Work order A: In the thyroid surgery thread, how long after surgery was desrtbloom out of the hospital?
Work order B: Write what comes next in the thyroid surgery thread, picking up after its final sentence.

Page excerpt:
—————

# choosing a surgeon and Recovery from thyroid surgery



## chloe (Jul 31, 2010)

I will need thyroid surgery ( probably a total thyroidectomy) and I want to know what I can expect for recovery. how long does it take before you can go back to work? How much help will you need after surgery? How long is the hospital stay, or is it outpatient?

I am in So. CA and have two "cancer centers" near me at UCLA and City of Hope. I am trying to decide where to go? what is the best factor on which to evaluate a thyroid surgeon/hospital?

Thanks,

Chloe


----------



## desrtbloom (May 23, 2010)

Hi Chloe:

I just had a TT on July 20th. And I am feeling a lot better. It really wasn't a bad experience at all.

Either of the hospitals are good. It is really your doctor and his expertise with TT's that is the most important. A doctor that performs two or three or more a week is an experienced surgeon. Also, ask the surgeon how big the incision will be. My incision was only 3 cm. It is looking really great. Most people don't even notice it and it's only been two months. You will only be in the hospital overnight, unless you are having trouble with your calcium levels or if you have a complication. I was out of the hospital in 22 hours.

—————

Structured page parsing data
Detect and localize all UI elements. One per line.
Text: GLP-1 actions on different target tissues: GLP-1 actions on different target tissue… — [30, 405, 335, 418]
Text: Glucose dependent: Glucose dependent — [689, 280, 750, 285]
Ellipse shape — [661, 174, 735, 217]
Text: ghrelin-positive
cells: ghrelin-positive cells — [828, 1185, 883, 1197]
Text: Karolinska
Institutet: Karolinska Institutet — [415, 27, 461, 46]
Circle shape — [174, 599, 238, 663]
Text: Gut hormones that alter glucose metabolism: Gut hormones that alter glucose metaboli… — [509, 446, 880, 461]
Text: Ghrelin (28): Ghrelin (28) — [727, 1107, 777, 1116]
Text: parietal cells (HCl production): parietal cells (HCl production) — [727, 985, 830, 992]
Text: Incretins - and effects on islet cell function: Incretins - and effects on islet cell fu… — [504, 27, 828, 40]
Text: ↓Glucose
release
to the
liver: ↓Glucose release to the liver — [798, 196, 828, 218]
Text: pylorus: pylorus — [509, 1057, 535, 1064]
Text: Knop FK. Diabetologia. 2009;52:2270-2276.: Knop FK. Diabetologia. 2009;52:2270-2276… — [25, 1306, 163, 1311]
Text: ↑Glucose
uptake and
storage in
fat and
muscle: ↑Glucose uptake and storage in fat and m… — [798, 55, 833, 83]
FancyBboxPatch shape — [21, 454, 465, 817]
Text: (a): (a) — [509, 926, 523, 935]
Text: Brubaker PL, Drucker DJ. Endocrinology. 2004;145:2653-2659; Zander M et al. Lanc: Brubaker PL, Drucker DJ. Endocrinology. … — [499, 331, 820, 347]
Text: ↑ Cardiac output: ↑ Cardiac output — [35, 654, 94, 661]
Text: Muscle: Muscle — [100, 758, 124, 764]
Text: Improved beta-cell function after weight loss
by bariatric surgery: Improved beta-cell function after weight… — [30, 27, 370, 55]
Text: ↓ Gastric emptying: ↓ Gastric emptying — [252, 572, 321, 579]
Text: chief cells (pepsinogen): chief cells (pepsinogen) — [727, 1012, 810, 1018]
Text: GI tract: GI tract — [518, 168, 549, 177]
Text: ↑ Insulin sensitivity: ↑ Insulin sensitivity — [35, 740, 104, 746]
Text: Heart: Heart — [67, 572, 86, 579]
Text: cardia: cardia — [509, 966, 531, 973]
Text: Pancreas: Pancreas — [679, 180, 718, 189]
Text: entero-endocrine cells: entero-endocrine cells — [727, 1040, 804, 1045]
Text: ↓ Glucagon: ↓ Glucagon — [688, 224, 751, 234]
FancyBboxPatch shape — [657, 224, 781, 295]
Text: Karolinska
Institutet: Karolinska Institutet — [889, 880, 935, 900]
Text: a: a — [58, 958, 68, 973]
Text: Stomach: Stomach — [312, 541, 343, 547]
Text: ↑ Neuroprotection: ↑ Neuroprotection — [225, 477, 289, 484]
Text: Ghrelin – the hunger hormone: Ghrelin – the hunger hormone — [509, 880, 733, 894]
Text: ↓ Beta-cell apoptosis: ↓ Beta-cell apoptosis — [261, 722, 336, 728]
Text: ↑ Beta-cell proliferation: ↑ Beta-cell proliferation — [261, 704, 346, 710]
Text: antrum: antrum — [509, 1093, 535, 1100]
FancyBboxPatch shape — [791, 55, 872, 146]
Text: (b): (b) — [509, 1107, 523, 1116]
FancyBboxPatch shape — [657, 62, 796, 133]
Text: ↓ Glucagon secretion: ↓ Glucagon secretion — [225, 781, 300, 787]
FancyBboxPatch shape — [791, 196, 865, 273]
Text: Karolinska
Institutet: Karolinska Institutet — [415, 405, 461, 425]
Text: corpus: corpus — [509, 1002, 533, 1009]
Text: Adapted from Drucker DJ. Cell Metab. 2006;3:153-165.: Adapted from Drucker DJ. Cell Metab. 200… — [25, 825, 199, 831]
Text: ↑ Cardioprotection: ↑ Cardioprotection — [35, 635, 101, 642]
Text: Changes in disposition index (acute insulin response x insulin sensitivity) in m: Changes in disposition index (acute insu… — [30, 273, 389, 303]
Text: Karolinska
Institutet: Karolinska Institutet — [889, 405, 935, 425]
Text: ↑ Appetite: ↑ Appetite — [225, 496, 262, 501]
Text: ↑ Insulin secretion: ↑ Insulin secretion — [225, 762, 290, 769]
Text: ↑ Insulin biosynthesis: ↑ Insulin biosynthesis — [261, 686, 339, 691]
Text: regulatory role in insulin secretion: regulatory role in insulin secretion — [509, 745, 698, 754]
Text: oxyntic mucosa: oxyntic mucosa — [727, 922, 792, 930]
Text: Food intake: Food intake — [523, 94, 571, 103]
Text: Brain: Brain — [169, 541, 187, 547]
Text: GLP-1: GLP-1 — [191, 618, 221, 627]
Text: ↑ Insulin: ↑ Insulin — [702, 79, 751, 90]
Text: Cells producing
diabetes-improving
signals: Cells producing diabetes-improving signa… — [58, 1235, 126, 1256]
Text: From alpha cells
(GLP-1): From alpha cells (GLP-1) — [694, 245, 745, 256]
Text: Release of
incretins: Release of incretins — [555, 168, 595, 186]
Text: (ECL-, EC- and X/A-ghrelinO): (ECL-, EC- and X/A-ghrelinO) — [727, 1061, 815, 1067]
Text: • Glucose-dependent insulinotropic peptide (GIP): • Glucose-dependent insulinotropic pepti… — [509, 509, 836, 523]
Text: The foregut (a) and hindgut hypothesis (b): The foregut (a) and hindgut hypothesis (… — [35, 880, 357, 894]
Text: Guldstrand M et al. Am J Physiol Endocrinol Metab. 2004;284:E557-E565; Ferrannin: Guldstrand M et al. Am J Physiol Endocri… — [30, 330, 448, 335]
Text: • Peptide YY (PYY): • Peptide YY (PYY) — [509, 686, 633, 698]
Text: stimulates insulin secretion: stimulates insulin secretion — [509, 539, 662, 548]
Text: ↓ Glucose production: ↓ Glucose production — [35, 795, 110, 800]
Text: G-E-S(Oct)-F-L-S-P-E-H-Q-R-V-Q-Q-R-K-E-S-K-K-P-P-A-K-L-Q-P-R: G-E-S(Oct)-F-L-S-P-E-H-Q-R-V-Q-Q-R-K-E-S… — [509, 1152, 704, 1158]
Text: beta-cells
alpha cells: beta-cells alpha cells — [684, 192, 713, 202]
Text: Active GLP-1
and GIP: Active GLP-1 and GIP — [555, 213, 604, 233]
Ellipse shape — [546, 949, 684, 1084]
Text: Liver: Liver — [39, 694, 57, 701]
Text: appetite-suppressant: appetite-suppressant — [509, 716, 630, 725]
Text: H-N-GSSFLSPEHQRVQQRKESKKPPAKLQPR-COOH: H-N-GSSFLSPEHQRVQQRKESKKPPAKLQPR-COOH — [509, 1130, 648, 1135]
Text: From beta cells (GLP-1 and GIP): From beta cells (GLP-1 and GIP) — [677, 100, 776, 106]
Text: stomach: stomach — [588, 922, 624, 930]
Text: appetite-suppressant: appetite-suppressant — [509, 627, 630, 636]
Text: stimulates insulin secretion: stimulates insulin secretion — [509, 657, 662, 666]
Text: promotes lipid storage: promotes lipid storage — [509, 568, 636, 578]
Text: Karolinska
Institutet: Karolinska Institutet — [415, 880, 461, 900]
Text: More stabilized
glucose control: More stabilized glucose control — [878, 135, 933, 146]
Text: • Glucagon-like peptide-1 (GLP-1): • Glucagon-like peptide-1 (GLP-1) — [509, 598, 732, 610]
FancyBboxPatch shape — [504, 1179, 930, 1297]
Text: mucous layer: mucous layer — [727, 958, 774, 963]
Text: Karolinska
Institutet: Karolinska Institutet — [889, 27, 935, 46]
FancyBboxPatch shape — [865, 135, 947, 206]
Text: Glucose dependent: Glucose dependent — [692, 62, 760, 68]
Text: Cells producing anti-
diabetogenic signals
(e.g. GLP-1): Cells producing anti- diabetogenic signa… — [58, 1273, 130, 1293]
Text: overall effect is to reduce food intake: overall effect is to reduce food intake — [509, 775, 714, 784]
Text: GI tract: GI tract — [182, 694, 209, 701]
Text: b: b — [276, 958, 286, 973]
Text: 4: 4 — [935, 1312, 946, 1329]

—————

Answer box A: 22 hours.

Answer box B:
The recovery isn't bad at all. You should be able to go back to work in two to three weeks (maybe sooner). I didn't need any help at home during my recovery. I stocked up on groceries prior to the surgery. I couldn't drive while on pain meds. Your neck will be somewhat stiff and you won't be able to freely turn your head, so it is wise not to drive until you can. I was only on pain meds for two days and then on ibuprofen for a week for the swelling. You'll want to ice your neck throughout the day for the first week. You will be put on Synthroid (or an equivalent) and it takes six to eight weeks to determine if the dosage is correct. I started taking Synthroid a week post surgery because during your surgery thyroid hormones are dumped into your system, so you usually don't need to start the medication right away.

My first dosage level of Synthroid was a little too high and I ended up still very hyperthyroid, so I have had one dosage change and I have been good.

Best Regards,
Patti


----------



## lavender (Jul 13, 2010)

I think some of the particular depend on your surgeon, hospital, and how your body responds.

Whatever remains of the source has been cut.